>> BEGIN GIVEN DATA
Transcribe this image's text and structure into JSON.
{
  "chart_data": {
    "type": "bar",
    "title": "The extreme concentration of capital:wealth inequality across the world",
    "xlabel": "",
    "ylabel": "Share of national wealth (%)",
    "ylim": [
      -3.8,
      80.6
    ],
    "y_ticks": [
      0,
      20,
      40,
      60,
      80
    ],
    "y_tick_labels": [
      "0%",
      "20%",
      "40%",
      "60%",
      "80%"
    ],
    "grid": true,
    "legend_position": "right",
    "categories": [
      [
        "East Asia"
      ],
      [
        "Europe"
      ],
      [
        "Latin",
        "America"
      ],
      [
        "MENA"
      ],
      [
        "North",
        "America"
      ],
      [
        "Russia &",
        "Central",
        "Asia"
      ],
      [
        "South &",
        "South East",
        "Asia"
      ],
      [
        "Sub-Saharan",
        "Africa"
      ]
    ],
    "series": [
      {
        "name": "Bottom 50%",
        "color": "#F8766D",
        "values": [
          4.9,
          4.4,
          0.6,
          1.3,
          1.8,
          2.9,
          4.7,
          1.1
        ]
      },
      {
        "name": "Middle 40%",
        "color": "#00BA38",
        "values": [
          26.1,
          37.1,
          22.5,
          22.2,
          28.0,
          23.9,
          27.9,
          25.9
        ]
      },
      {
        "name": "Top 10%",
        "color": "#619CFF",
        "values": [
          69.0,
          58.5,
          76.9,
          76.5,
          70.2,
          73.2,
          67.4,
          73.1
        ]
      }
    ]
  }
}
>> END GIVEN DATA
## INSTRUCTIONS TO FOLLOW:
Extract all the entries word for word.

## SOLUTION:
Transcribe this image's text and structure into JSON.
{
  "chart_data": {
    "type": "bar",
    "title": "The extreme concentration of capital:wealth inequality across the world",
    "xlabel": "",
    "ylabel": "Share of national wealth (%)",
    "ylim": [
      -3.8,
      80.6
    ],
    "y_ticks": [
      0,
      20,
      40,
      60,
      80
    ],
    "y_tick_labels": [
      "0%",
      "20%",
      "40%",
      "60%",
      "80%"
    ],
    "grid": true,
    "legend_position": "right",
    "categories": [
      [
        "East Asia"
      ],
      [
        "Europe"
      ],
      [
        "Latin",
        "America"
      ],
      [
        "MENA"
      ],
      [
        "North",
        "America"
      ],
      [
        "Russia &",
        "Central",
        "Asia"
      ],
      [
        "South &",
        "South East",
        "Asia"
      ],
      [
        "Sub-Saharan",
        "Africa"
      ]
    ],
    "series": [
      {
        "name": "Bottom 50%",
        "color": "#F8766D",
        "values": [
          4.9,
          4.4,
          0.6,
          1.3,
          1.8,
          2.9,
          4.7,
          1.1
        ]
      },
      {
        "name": "Middle 40%",
        "color": "#00BA38",
        "values": [
          26.1,
          37.1,
          22.5,
          22.2,
          28.0,
          23.9,
          27.9,
          25.9
        ]
      },
      {
        "name": "Top 10%",
        "color": "#619CFF",
        "values": [
          69.0,
          58.5,
          76.9,
          76.5,
          70.2,
          73.2,
          67.4,
          73.1
        ]
      }
    ]
  }
}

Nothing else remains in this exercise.